_EXERCISE DIRECTIONS_
Copy each line below that contains "marker".

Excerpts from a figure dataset
——

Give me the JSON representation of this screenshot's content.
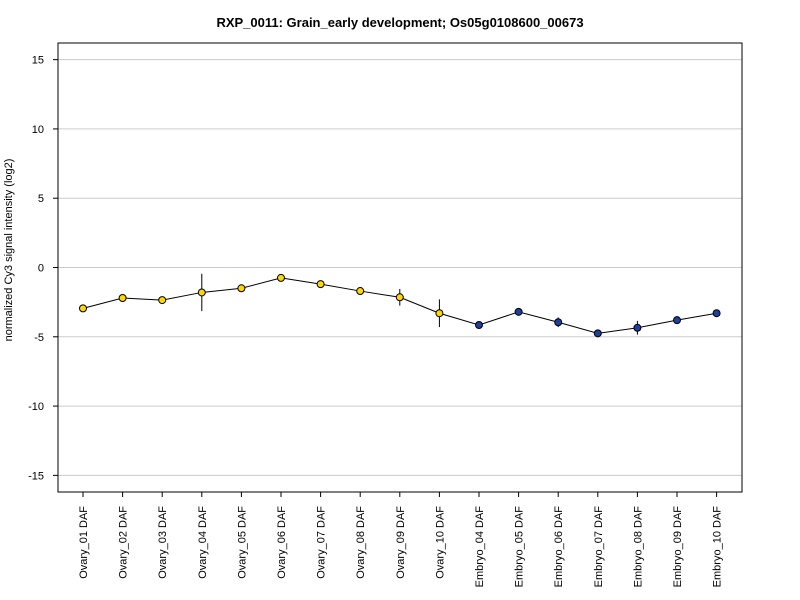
{
  "chart_data": {
    "type": "line",
    "title": "RXP_0011: Grain_early development; Os05g0108600_00673",
    "xlabel": "",
    "ylabel": "normalized Cy3 signal intensity (log2)",
    "ylim": [
      -16.2,
      16.2
    ],
    "yticks": [
      -15,
      -10,
      -5,
      0,
      5,
      10,
      15
    ],
    "grid": true,
    "categories": [
      "Ovary_01 DAF",
      "Ovary_02 DAF",
      "Ovary_03 DAF",
      "Ovary_04 DAF",
      "Ovary_05 DAF",
      "Ovary_06 DAF",
      "Ovary_07 DAF",
      "Ovary_08 DAF",
      "Ovary_09 DAF",
      "Ovary_10 DAF",
      "Embryo_04 DAF",
      "Embryo_05 DAF",
      "Embryo_06 DAF",
      "Embryo_07 DAF",
      "Embryo_08 DAF",
      "Embryo_09 DAF",
      "Embryo_10 DAF"
    ],
    "series": [
      {
        "values": [
          -2.95,
          -2.2,
          -2.35,
          -1.8,
          -1.5,
          -0.75,
          -1.2,
          -1.7,
          -2.15,
          -3.3,
          -4.15,
          -3.2,
          -3.95,
          -4.75,
          -4.35,
          -3.8,
          -3.3
        ],
        "error": [
          0,
          0,
          0,
          1.35,
          0,
          0.05,
          0,
          0,
          0.6,
          1.0,
          0,
          0,
          0.35,
          0,
          0.5,
          0,
          0
        ]
      }
    ],
    "point_colors": [
      "#FFD700",
      "#FFD700",
      "#FFD700",
      "#FFD700",
      "#FFD700",
      "#FFD700",
      "#FFD700",
      "#FFD700",
      "#FFD700",
      "#FFD700",
      "#1E3FA0",
      "#1E3FA0",
      "#1E3FA0",
      "#1E3FA0",
      "#1E3FA0",
      "#1E3FA0",
      "#1E3FA0"
    ],
    "line_color": "#000000",
    "gridline_color": "#cccccc"
  }
}
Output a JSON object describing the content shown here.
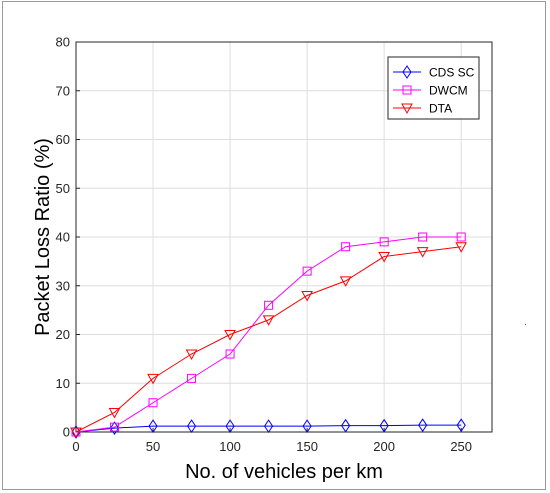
{
  "chart_data": {
    "type": "line",
    "title": "",
    "xlabel": "No. of vehicles per km",
    "ylabel": "Packet Loss Ratio (%)",
    "xlim": [
      0,
      270
    ],
    "ylim": [
      0,
      80
    ],
    "xticks": [
      0,
      50,
      100,
      150,
      200,
      250
    ],
    "yticks": [
      0,
      10,
      20,
      30,
      40,
      50,
      60,
      70,
      80
    ],
    "grid": true,
    "legend_position": "top-right",
    "x": [
      0,
      25,
      50,
      75,
      100,
      125,
      150,
      175,
      200,
      225,
      250
    ],
    "series": [
      {
        "name": "CDS SC",
        "color": "#0000ff",
        "marker": "diamond",
        "values": [
          0,
          0.8,
          1.2,
          1.2,
          1.2,
          1.2,
          1.2,
          1.3,
          1.3,
          1.4,
          1.4
        ]
      },
      {
        "name": "DWCM",
        "color": "#ff00ff",
        "marker": "square",
        "values": [
          0,
          1,
          6,
          11,
          16,
          26,
          33,
          38,
          39,
          40,
          40
        ]
      },
      {
        "name": "DTA",
        "color": "#ff0000",
        "marker": "triangle-down",
        "values": [
          0,
          4,
          11,
          16,
          20,
          23,
          28,
          31,
          36,
          37,
          38
        ]
      }
    ]
  }
}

——

_FINAL ANSWER_
        "marker": "diamond",
        "marker": "square",
        "marker": "triangle-down",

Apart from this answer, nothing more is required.